Copy every entry exactly as given, minus the images.

(Stored data entries)
....................
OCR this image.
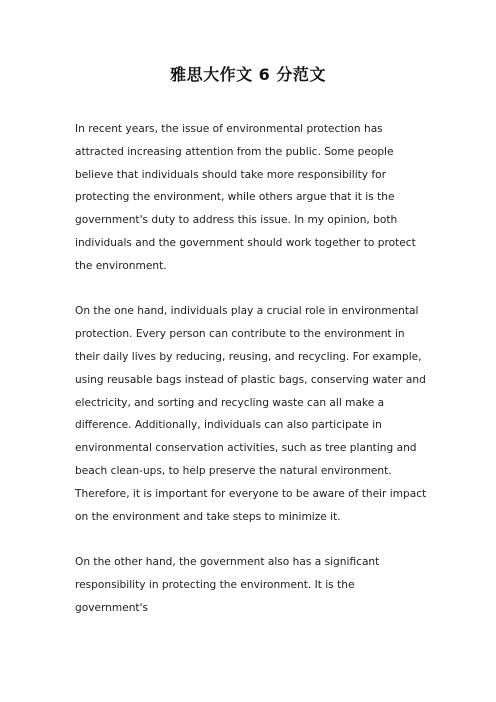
雅思大作文 6 分范文

In recent years, the issue of environmental protection has attracted increasing attention from the public. Some people believe that individuals should take more responsibility for protecting the environment, while others argue that it is the government's duty to address this issue. In my opinion, both individuals and the government should work together to protect the environment.

On the one hand, individuals play a crucial role in environmental protection. Every person can contribute to the environment in their daily lives by reducing, reusing, and recycling. For example, using reusable bags instead of plastic bags, conserving water and electricity, and sorting and recycling waste can all make a difference. Additionally, individuals can also participate in environmental conservation activities, such as tree planting and beach clean-ups, to help preserve the natural environment. Therefore, it is important for everyone to be aware of their impact on the environment and take steps to minimize it.

On the other hand, the government also has a significant responsibility in protecting the environment. It is the government's
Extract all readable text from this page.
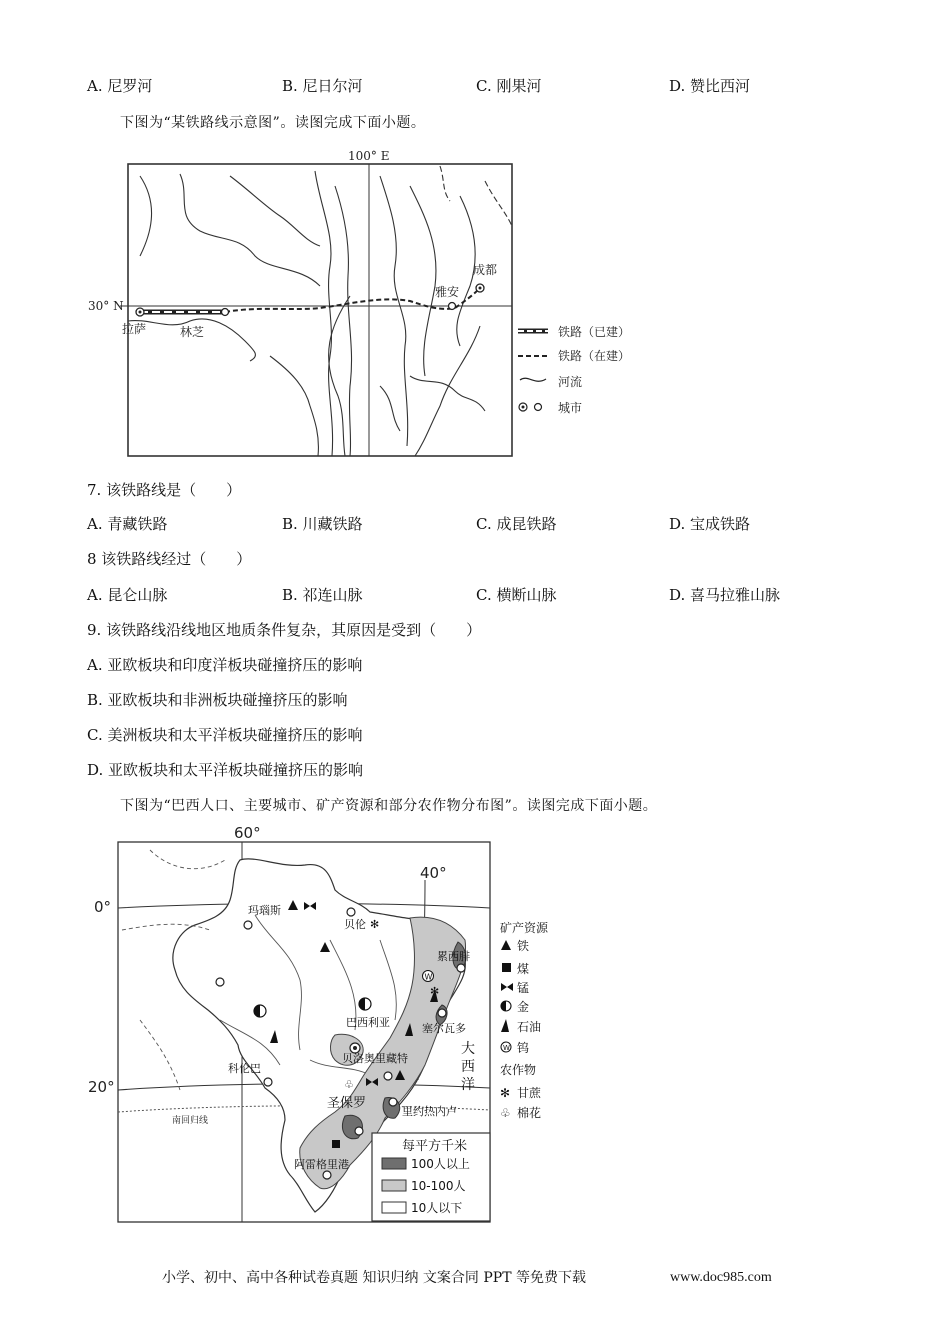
A. 尼罗河	B. 尼日尔河	C. 刚果河	D. 赞比西河
下图为“某铁路线示意图”。读图完成下面小题。
100° E
30° N
拉萨	林芝
雅安
成都
铁路（已建）
铁路（在建）
河流
城市
7. 该铁路线是（　　）
A. 青藏铁路	B. 川藏铁路	C. 成昆铁路	D. 宝成铁路
8 该铁路线经过（　　）
A. 昆仑山脉	B. 祁连山脉	C. 横断山脉	D. 喜马拉雅山脉
9. 该铁路线沿线地区地质条件复杂，其原因是受到（　　）
A. 亚欧板块和印度洋板块碰撞挤压的影响
B. 亚欧板块和非洲板块碰撞挤压的影响
C. 美洲板块和太平洋板块碰撞挤压的影响
D. 亚欧板块和太平洋板块碰撞挤压的影响
下图为“巴西人口、主要城市、矿产资源和部分农作物分布图”。读图完成下面小题。
W
✻
✻
♧
60°
40°
0°
20°
南回归线
玛瑙斯
贝伦
累西腓
巴西利亚	塞尔瓦多
科伦巴
贝洛奥里藏特
里约热内卢
阿雷格里港
圣保罗
大
西
洋
矿产资源
铁
煤
锰
金
石油
W 钨
农作物
✻ 甘蔗
♧ 棉花
每平方千米
100人以上
10-100人
10人以下
小学、初中、高中各种试卷真题 知识归纳 文案合同 PPT 等免费下载	www.doc985.com
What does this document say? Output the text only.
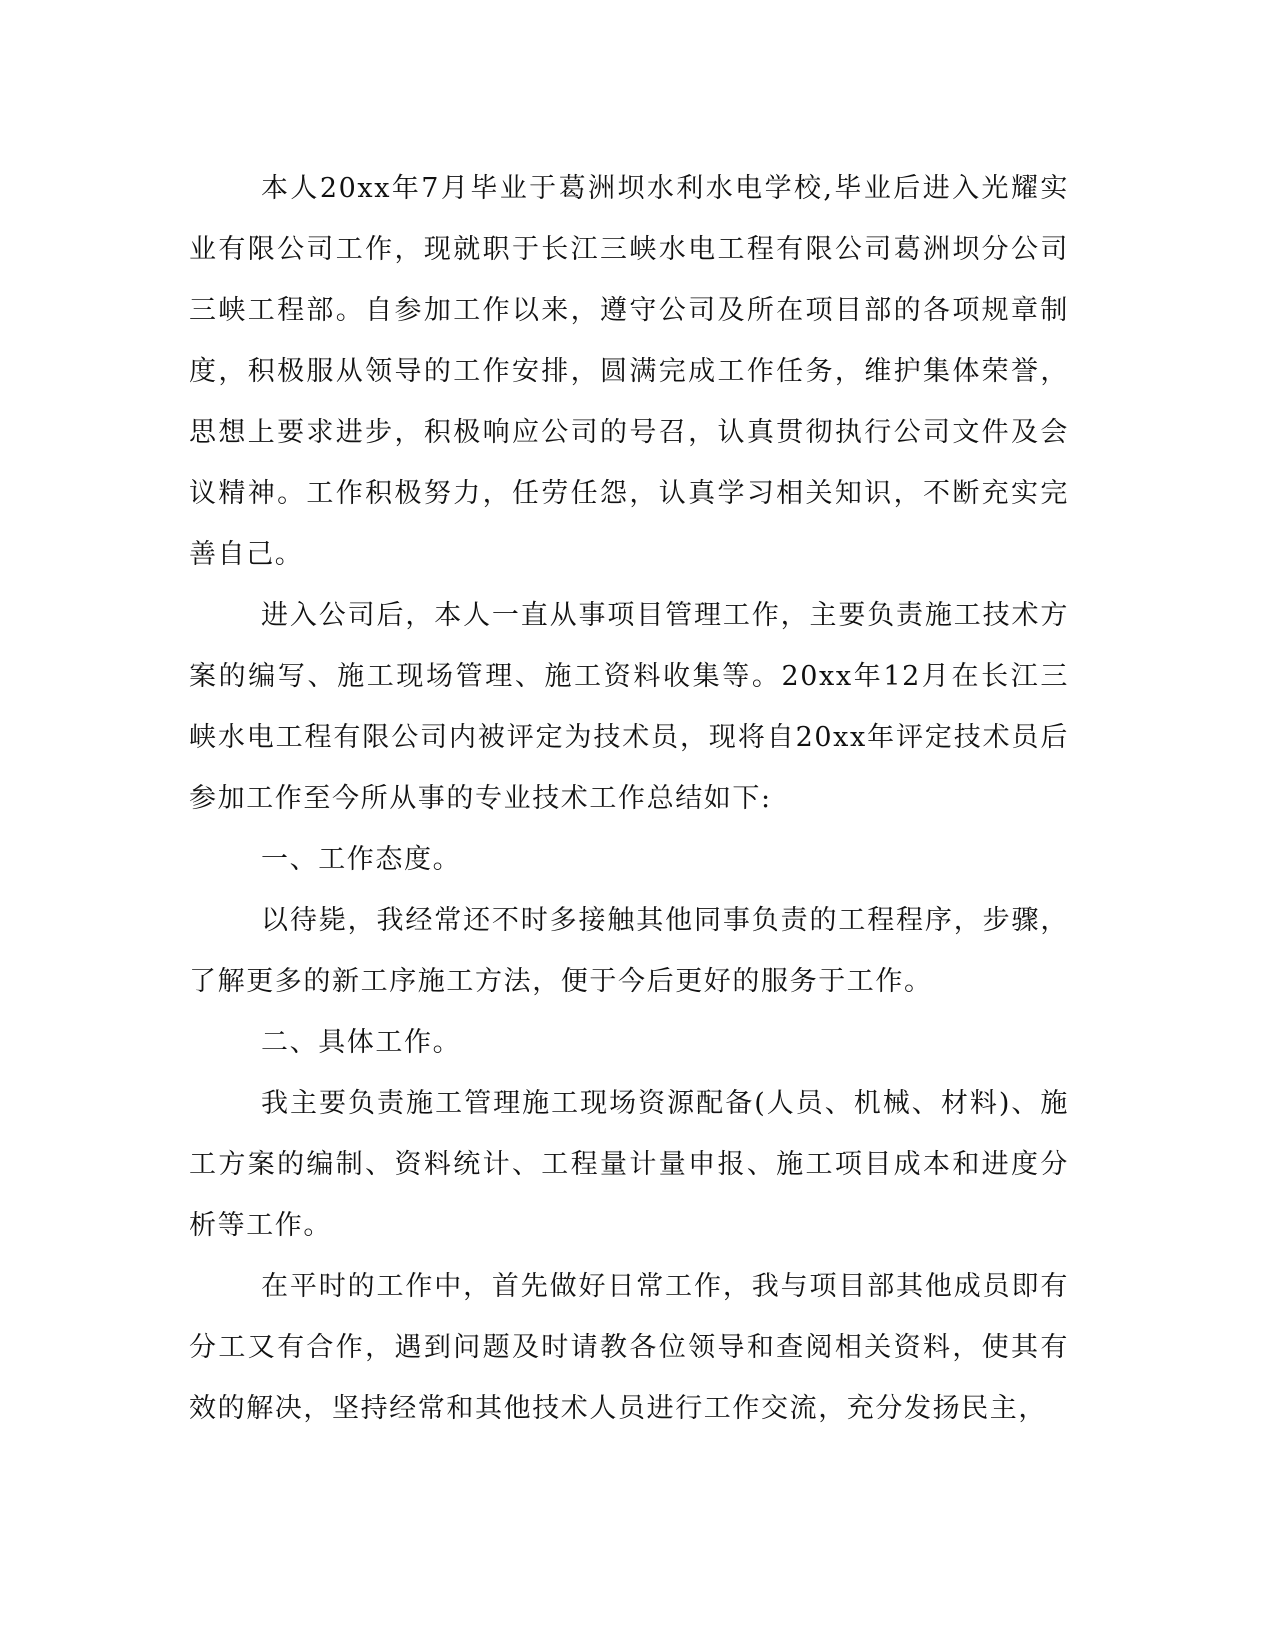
本人20xx年7月毕业于葛洲坝水利水电学校,毕业后进入光耀实业有限公司工作，现就职于长江三峡水电工程有限公司葛洲坝分公司三峡工程部。自参加工作以来，遵守公司及所在项目部的各项规章制度，积极服从领导的工作安排，圆满完成工作任务，维护集体荣誉，思想上要求进步，积极响应公司的号召，认真贯彻执行公司文件及会议精神。工作积极努力，任劳任怨，认真学习相关知识，不断充实完善自己。

进入公司后，本人一直从事项目管理工作，主要负责施工技术方案的编写、施工现场管理、施工资料收集等。20xx年12月在长江三峡水电工程有限公司内被评定为技术员，现将自20xx年评定技术员后参加工作至今所从事的专业技术工作总结如下:

一、工作态度。

以待毙，我经常还不时多接触其他同事负责的工程程序，步骤，了解更多的新工序施工方法，便于今后更好的服务于工作。

二、具体工作。

我主要负责施工管理施工现场资源配备(人员、机械、材料)、施工方案的编制、资料统计、工程量计量申报、施工项目成本和进度分析等工作。

在平时的工作中，首先做好日常工作，我与项目部其他成员即有分工又有合作，遇到问题及时请教各位领导和查阅相关资料，使其有效的解决，坚持经常和其他技术人员进行工作交流，充分发扬民主，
....................
• Task solution
OCR this image.
雅思大作文 6 分范文

In recent years, the issue of environmental protection has attracted increasing attention from the public. Some people believe that individuals should take more responsibility for protecting the environment, while others argue that it is the government's duty to address this issue. In my opinion, both individuals and the government should work together to protect the environment.

On the one hand, individuals play a crucial role in environmental protection. Every person can contribute to the environment in their daily lives by reducing, reusing, and recycling. For example, using reusable bags instead of plastic bags, conserving water and electricity, and sorting and recycling waste can all make a difference. Additionally, individuals can also participate in environmental conservation activities, such as tree planting and beach clean-ups, to help preserve the natural environment. Therefore, it is important for everyone to be aware of their impact on the environment and take steps to minimize it.

On the other hand, the government also has a significant responsibility in protecting the environment. It is the government's
Extract all readable text from this page.
A. 尼罗河	B. 尼日尔河	C. 刚果河	D. 赞比西河
下图为“某铁路线示意图”。读图完成下面小题。
100° E
30° N
拉萨	林芝
雅安
成都
铁路（已建）
铁路（在建）
河流
城市
7. 该铁路线是（　　）
A. 青藏铁路	B. 川藏铁路	C. 成昆铁路	D. 宝成铁路
8 该铁路线经过（　　）
A. 昆仑山脉	B. 祁连山脉	C. 横断山脉	D. 喜马拉雅山脉
9. 该铁路线沿线地区地质条件复杂，其原因是受到（　　）
A. 亚欧板块和印度洋板块碰撞挤压的影响
B. 亚欧板块和非洲板块碰撞挤压的影响
C. 美洲板块和太平洋板块碰撞挤压的影响
D. 亚欧板块和太平洋板块碰撞挤压的影响
下图为“巴西人口、主要城市、矿产资源和部分农作物分布图”。读图完成下面小题。
W
✻
✻
♧
60°
40°
0°
20°
南回归线
玛瑙斯
贝伦
累西腓
巴西利亚	塞尔瓦多
科伦巴
贝洛奥里藏特
里约热内卢
阿雷格里港
圣保罗
大
西
洋
矿产资源
铁
煤
锰
金
石油
W 钨
农作物
✻ 甘蔗
♧ 棉花
每平方千米
100人以上
10-100人
10人以下
小学、初中、高中各种试卷真题 知识归纳 文案合同 PPT 等免费下载	www.doc985.com
What does this document say? Output the text only.
本人20xx年7月毕业于葛洲坝水利水电学校,毕业后进入光耀实业有限公司工作，现就职于长江三峡水电工程有限公司葛洲坝分公司三峡工程部。自参加工作以来，遵守公司及所在项目部的各项规章制度，积极服从领导的工作安排，圆满完成工作任务，维护集体荣誉，思想上要求进步，积极响应公司的号召，认真贯彻执行公司文件及会议精神。工作积极努力，任劳任怨，认真学习相关知识，不断充实完善自己。

进入公司后，本人一直从事项目管理工作，主要负责施工技术方案的编写、施工现场管理、施工资料收集等。20xx年12月在长江三峡水电工程有限公司内被评定为技术员，现将自20xx年评定技术员后参加工作至今所从事的专业技术工作总结如下:

一、工作态度。

以待毙，我经常还不时多接触其他同事负责的工程程序，步骤，了解更多的新工序施工方法，便于今后更好的服务于工作。

二、具体工作。

我主要负责施工管理施工现场资源配备(人员、机械、材料)、施工方案的编制、资料统计、工程量计量申报、施工项目成本和进度分析等工作。

在平时的工作中，首先做好日常工作，我与项目部其他成员即有分工又有合作，遇到问题及时请教各位领导和查阅相关资料，使其有效的解决，坚持经常和其他技术人员进行工作交流，充分发扬民主，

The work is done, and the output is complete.